> EXERCISE DIRECTIONS: Reproduce each record exactly.

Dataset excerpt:
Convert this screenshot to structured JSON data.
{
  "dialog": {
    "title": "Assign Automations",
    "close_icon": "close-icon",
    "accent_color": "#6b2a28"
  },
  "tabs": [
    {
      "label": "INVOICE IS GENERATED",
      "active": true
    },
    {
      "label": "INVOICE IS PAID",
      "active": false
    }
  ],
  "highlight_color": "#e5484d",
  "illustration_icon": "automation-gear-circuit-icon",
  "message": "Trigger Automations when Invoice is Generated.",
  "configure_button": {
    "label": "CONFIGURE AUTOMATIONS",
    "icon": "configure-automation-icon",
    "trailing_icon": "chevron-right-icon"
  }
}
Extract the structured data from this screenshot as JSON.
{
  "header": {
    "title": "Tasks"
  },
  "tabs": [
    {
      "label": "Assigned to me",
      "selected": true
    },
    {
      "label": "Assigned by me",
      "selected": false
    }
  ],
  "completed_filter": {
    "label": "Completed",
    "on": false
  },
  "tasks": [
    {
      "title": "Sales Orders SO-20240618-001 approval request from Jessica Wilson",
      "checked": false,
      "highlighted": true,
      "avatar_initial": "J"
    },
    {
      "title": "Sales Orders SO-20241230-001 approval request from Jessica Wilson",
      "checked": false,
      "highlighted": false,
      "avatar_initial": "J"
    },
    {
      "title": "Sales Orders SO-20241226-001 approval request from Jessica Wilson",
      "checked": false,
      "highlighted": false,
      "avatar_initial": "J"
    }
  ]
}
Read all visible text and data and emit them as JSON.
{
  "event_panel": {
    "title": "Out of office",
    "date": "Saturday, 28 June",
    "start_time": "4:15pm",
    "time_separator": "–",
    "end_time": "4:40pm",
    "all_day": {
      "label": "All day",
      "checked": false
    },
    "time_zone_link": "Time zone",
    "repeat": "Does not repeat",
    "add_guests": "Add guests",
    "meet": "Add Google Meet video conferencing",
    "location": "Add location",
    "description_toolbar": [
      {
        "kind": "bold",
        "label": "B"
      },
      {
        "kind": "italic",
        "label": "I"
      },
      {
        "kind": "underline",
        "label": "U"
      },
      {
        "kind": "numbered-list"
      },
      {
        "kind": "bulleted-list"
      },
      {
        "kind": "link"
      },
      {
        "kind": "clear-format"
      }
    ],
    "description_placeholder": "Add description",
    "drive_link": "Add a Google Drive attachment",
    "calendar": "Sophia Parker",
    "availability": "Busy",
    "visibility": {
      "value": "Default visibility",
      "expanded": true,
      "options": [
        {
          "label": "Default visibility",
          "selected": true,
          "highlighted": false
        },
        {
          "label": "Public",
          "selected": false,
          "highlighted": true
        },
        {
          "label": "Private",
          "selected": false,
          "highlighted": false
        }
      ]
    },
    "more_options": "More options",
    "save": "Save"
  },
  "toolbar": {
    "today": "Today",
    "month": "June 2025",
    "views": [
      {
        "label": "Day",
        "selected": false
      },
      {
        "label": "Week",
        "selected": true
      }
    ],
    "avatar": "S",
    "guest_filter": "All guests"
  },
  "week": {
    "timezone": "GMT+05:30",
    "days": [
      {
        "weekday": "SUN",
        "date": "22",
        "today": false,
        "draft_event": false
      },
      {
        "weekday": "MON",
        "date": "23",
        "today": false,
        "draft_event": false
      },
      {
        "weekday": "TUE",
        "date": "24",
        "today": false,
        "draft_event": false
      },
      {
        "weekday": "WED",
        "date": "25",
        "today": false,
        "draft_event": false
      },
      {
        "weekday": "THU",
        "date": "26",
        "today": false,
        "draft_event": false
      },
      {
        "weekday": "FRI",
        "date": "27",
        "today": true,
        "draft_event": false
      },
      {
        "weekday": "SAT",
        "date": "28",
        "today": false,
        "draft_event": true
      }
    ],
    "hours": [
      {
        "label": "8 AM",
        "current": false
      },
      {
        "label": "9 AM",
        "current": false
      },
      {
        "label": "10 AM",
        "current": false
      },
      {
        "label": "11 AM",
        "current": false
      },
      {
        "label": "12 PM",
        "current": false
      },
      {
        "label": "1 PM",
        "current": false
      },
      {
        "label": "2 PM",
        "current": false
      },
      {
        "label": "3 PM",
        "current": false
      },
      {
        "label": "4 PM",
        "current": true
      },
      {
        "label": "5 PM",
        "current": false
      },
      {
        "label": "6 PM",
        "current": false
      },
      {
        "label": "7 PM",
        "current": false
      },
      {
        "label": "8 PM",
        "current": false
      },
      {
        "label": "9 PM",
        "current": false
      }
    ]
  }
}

> SOLUTION TO THIS EXERCISE:
Convert this screenshot to structured JSON data.
{
  "dialog": {
    "title": "Assign Automations",
    "close_icon": "close-icon",
    "accent_color": "#6b2a28"
  },
  "tabs": [
    {
      "label": "INVOICE IS GENERATED",
      "active": true
    },
    {
      "label": "INVOICE IS PAID",
      "active": false
    }
  ],
  "highlight_color": "#e5484d",
  "illustration_icon": "automation-gear-circuit-icon",
  "message": "Trigger Automations when Invoice is Generated.",
  "configure_button": {
    "label": "CONFIGURE AUTOMATIONS",
    "icon": "configure-automation-icon",
    "trailing_icon": "chevron-right-icon"
  }
}
Extract the structured data from this screenshot as JSON.
{
  "header": {
    "title": "Tasks"
  },
  "tabs": [
    {
      "label": "Assigned to me",
      "selected": true
    },
    {
      "label": "Assigned by me",
      "selected": false
    }
  ],
  "completed_filter": {
    "label": "Completed",
    "on": false
  },
  "tasks": [
    {
      "title": "Sales Orders SO-20240618-001 approval request from Jessica Wilson",
      "checked": false,
      "highlighted": true,
      "avatar_initial": "J"
    },
    {
      "title": "Sales Orders SO-20241230-001 approval request from Jessica Wilson",
      "checked": false,
      "highlighted": false,
      "avatar_initial": "J"
    },
    {
      "title": "Sales Orders SO-20241226-001 approval request from Jessica Wilson",
      "checked": false,
      "highlighted": false,
      "avatar_initial": "J"
    }
  ]
}
Read all visible text and data and emit them as JSON.
{
  "event_panel": {
    "title": "Out of office",
    "date": "Saturday, 28 June",
    "start_time": "4:15pm",
    "time_separator": "–",
    "end_time": "4:40pm",
    "all_day": {
      "label": "All day",
      "checked": false
    },
    "time_zone_link": "Time zone",
    "repeat": "Does not repeat",
    "add_guests": "Add guests",
    "meet": "Add Google Meet video conferencing",
    "location": "Add location",
    "description_toolbar": [
      {
        "kind": "bold",
        "label": "B"
      },
      {
        "kind": "italic",
        "label": "I"
      },
      {
        "kind": "underline",
        "label": "U"
      },
      {
        "kind": "numbered-list"
      },
      {
        "kind": "bulleted-list"
      },
      {
        "kind": "link"
      },
      {
        "kind": "clear-format"
      }
    ],
    "description_placeholder": "Add description",
    "drive_link": "Add a Google Drive attachment",
    "calendar": "Sophia Parker",
    "availability": "Busy",
    "visibility": {
      "value": "Default visibility",
      "expanded": true,
      "options": [
        {
          "label": "Default visibility",
          "selected": true,
          "highlighted": false
        },
        {
          "label": "Public",
          "selected": false,
          "highlighted": true
        },
        {
          "label": "Private",
          "selected": false,
          "highlighted": false
        }
      ]
    },
    "more_options": "More options",
    "save": "Save"
  },
  "toolbar": {
    "today": "Today",
    "month": "June 2025",
    "views": [
      {
        "label": "Day",
        "selected": false
      },
      {
        "label": "Week",
        "selected": true
      }
    ],
    "avatar": "S",
    "guest_filter": "All guests"
  },
  "week": {
    "timezone": "GMT+05:30",
    "days": [
      {
        "weekday": "SUN",
        "date": "22",
        "today": false,
        "draft_event": false
      },
      {
        "weekday": "MON",
        "date": "23",
        "today": false,
        "draft_event": false
      },
      {
        "weekday": "TUE",
        "date": "24",
        "today": false,
        "draft_event": false
      },
      {
        "weekday": "WED",
        "date": "25",
        "today": false,
        "draft_event": false
      },
      {
        "weekday": "THU",
        "date": "26",
        "today": false,
        "draft_event": false
      },
      {
        "weekday": "FRI",
        "date": "27",
        "today": true,
        "draft_event": false
      },
      {
        "weekday": "SAT",
        "date": "28",
        "today": false,
        "draft_event": true
      }
    ],
    "hours": [
      {
        "label": "8 AM",
        "current": false
      },
      {
        "label": "9 AM",
        "current": false
      },
      {
        "label": "10 AM",
        "current": false
      },
      {
        "label": "11 AM",
        "current": false
      },
      {
        "label": "12 PM",
        "current": false
      },
      {
        "label": "1 PM",
        "current": false
      },
      {
        "label": "2 PM",
        "current": false
      },
      {
        "label": "3 PM",
        "current": false
      },
      {
        "label": "4 PM",
        "current": true
      },
      {
        "label": "5 PM",
        "current": false
      },
      {
        "label": "6 PM",
        "current": false
      },
      {
        "label": "7 PM",
        "current": false
      },
      {
        "label": "8 PM",
        "current": false
      },
      {
        "label": "9 PM",
        "current": false
      }
    ]
  }
}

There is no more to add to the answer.